### GIVEN TASK:
Output the full material exactly as it appears here.

### SUPPLIED MATERIAL:
********
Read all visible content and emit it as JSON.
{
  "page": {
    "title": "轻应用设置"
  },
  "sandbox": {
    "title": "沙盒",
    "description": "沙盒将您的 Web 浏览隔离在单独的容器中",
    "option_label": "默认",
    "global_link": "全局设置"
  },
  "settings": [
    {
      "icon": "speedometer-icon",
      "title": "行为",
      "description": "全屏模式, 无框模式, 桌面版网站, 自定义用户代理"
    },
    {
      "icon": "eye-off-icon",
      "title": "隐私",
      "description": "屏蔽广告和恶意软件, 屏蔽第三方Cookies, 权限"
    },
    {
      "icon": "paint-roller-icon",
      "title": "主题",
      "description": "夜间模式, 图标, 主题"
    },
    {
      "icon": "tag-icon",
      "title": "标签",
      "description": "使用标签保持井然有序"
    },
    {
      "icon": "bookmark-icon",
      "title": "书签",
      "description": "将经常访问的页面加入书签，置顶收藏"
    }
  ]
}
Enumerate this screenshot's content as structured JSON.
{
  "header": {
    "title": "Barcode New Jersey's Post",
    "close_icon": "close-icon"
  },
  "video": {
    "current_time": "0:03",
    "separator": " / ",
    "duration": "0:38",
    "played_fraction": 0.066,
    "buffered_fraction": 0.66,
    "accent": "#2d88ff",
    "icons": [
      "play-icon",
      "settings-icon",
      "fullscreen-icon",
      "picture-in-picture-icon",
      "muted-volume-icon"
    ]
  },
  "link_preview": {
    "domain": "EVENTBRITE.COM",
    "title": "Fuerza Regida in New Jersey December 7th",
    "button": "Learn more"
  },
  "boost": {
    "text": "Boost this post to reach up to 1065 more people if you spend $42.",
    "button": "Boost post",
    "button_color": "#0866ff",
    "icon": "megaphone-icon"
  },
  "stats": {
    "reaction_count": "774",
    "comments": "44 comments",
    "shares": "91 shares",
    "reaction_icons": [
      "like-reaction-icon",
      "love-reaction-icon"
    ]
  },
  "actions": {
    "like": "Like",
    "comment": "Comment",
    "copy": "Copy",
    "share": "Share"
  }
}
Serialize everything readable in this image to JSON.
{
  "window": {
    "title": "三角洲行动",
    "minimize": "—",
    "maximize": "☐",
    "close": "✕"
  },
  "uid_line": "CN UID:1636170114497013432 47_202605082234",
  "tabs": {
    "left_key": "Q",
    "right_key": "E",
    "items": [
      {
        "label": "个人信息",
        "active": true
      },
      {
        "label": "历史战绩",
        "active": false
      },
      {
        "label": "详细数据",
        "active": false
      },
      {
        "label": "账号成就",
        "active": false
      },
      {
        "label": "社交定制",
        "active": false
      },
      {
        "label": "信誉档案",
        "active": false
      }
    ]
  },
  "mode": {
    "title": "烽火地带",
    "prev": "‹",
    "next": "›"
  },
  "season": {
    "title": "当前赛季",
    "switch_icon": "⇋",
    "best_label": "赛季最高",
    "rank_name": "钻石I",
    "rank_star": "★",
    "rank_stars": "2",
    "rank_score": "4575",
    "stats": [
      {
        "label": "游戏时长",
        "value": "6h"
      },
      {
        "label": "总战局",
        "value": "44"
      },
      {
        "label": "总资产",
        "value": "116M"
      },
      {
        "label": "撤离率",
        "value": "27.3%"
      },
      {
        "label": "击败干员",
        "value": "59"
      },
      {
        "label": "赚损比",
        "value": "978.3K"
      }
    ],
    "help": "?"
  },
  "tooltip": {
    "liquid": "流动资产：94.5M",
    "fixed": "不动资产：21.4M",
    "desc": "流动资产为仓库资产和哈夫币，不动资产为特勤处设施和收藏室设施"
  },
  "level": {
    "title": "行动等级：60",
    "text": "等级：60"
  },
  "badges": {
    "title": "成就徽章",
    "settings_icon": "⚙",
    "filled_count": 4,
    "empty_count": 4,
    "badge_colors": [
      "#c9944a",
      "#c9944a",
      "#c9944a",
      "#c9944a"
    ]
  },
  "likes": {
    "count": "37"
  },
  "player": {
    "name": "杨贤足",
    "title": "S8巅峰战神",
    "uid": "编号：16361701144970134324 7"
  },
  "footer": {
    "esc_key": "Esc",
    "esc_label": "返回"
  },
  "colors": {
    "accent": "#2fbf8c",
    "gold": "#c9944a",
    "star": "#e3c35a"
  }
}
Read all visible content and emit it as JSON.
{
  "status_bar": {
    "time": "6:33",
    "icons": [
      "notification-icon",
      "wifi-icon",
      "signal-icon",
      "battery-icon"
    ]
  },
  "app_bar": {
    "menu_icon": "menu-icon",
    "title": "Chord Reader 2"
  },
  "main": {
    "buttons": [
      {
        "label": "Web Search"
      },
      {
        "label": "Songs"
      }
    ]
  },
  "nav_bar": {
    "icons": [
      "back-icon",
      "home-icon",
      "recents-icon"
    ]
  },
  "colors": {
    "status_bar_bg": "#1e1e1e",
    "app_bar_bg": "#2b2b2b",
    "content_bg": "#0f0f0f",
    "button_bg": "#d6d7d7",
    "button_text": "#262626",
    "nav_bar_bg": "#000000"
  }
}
********
### TASK SOLUTION:
Read all visible content and emit it as JSON.
{
  "page": {
    "title": "轻应用设置"
  },
  "sandbox": {
    "title": "沙盒",
    "description": "沙盒将您的 Web 浏览隔离在单独的容器中",
    "option_label": "默认",
    "global_link": "全局设置"
  },
  "settings": [
    {
      "icon": "speedometer-icon",
      "title": "行为",
      "description": "全屏模式, 无框模式, 桌面版网站, 自定义用户代理"
    },
    {
      "icon": "eye-off-icon",
      "title": "隐私",
      "description": "屏蔽广告和恶意软件, 屏蔽第三方Cookies, 权限"
    },
    {
      "icon": "paint-roller-icon",
      "title": "主题",
      "description": "夜间模式, 图标, 主题"
    },
    {
      "icon": "tag-icon",
      "title": "标签",
      "description": "使用标签保持井然有序"
    },
    {
      "icon": "bookmark-icon",
      "title": "书签",
      "description": "将经常访问的页面加入书签，置顶收藏"
    }
  ]
}
Enumerate this screenshot's content as structured JSON.
{
  "header": {
    "title": "Barcode New Jersey's Post",
    "close_icon": "close-icon"
  },
  "video": {
    "current_time": "0:03",
    "separator": " / ",
    "duration": "0:38",
    "played_fraction": 0.066,
    "buffered_fraction": 0.66,
    "accent": "#2d88ff",
    "icons": [
      "play-icon",
      "settings-icon",
      "fullscreen-icon",
      "picture-in-picture-icon",
      "muted-volume-icon"
    ]
  },
  "link_preview": {
    "domain": "EVENTBRITE.COM",
    "title": "Fuerza Regida in New Jersey December 7th",
    "button": "Learn more"
  },
  "boost": {
    "text": "Boost this post to reach up to 1065 more people if you spend $42.",
    "button": "Boost post",
    "button_color": "#0866ff",
    "icon": "megaphone-icon"
  },
  "stats": {
    "reaction_count": "774",
    "comments": "44 comments",
    "shares": "91 shares",
    "reaction_icons": [
      "like-reaction-icon",
      "love-reaction-icon"
    ]
  },
  "actions": {
    "like": "Like",
    "comment": "Comment",
    "copy": "Copy",
    "share": "Share"
  }
}
Serialize everything readable in this image to JSON.
{
  "window": {
    "title": "三角洲行动",
    "minimize": "—",
    "maximize": "☐",
    "close": "✕"
  },
  "uid_line": "CN UID:1636170114497013432 47_202605082234",
  "tabs": {
    "left_key": "Q",
    "right_key": "E",
    "items": [
      {
        "label": "个人信息",
        "active": true
      },
      {
        "label": "历史战绩",
        "active": false
      },
      {
        "label": "详细数据",
        "active": false
      },
      {
        "label": "账号成就",
        "active": false
      },
      {
        "label": "社交定制",
        "active": false
      },
      {
        "label": "信誉档案",
        "active": false
      }
    ]
  },
  "mode": {
    "title": "烽火地带",
    "prev": "‹",
    "next": "›"
  },
  "season": {
    "title": "当前赛季",
    "switch_icon": "⇋",
    "best_label": "赛季最高",
    "rank_name": "钻石I",
    "rank_star": "★",
    "rank_stars": "2",
    "rank_score": "4575",
    "stats": [
      {
        "label": "游戏时长",
        "value": "6h"
      },
      {
        "label": "总战局",
        "value": "44"
      },
      {
        "label": "总资产",
        "value": "116M"
      },
      {
        "label": "撤离率",
        "value": "27.3%"
      },
      {
        "label": "击败干员",
        "value": "59"
      },
      {
        "label": "赚损比",
        "value": "978.3K"
      }
    ],
    "help": "?"
  },
  "tooltip": {
    "liquid": "流动资产：94.5M",
    "fixed": "不动资产：21.4M",
    "desc": "流动资产为仓库资产和哈夫币，不动资产为特勤处设施和收藏室设施"
  },
  "level": {
    "title": "行动等级：60",
    "text": "等级：60"
  },
  "badges": {
    "title": "成就徽章",
    "settings_icon": "⚙",
    "filled_count": 4,
    "empty_count": 4,
    "badge_colors": [
      "#c9944a",
      "#c9944a",
      "#c9944a",
      "#c9944a"
    ]
  },
  "likes": {
    "count": "37"
  },
  "player": {
    "name": "杨贤足",
    "title": "S8巅峰战神",
    "uid": "编号：16361701144970134324 7"
  },
  "footer": {
    "esc_key": "Esc",
    "esc_label": "返回"
  },
  "colors": {
    "accent": "#2fbf8c",
    "gold": "#c9944a",
    "star": "#e3c35a"
  }
}
Read all visible content and emit it as JSON.
{
  "status_bar": {
    "time": "6:33",
    "icons": [
      "notification-icon",
      "wifi-icon",
      "signal-icon",
      "battery-icon"
    ]
  },
  "app_bar": {
    "menu_icon": "menu-icon",
    "title": "Chord Reader 2"
  },
  "main": {
    "buttons": [
      {
        "label": "Web Search"
      },
      {
        "label": "Songs"
      }
    ]
  },
  "nav_bar": {
    "icons": [
      "back-icon",
      "home-icon",
      "recents-icon"
    ]
  },
  "colors": {
    "status_bar_bg": "#1e1e1e",
    "app_bar_bg": "#2b2b2b",
    "content_bg": "#0f0f0f",
    "button_bg": "#d6d7d7",
    "button_text": "#262626",
    "nav_bar_bg": "#000000"
  }
}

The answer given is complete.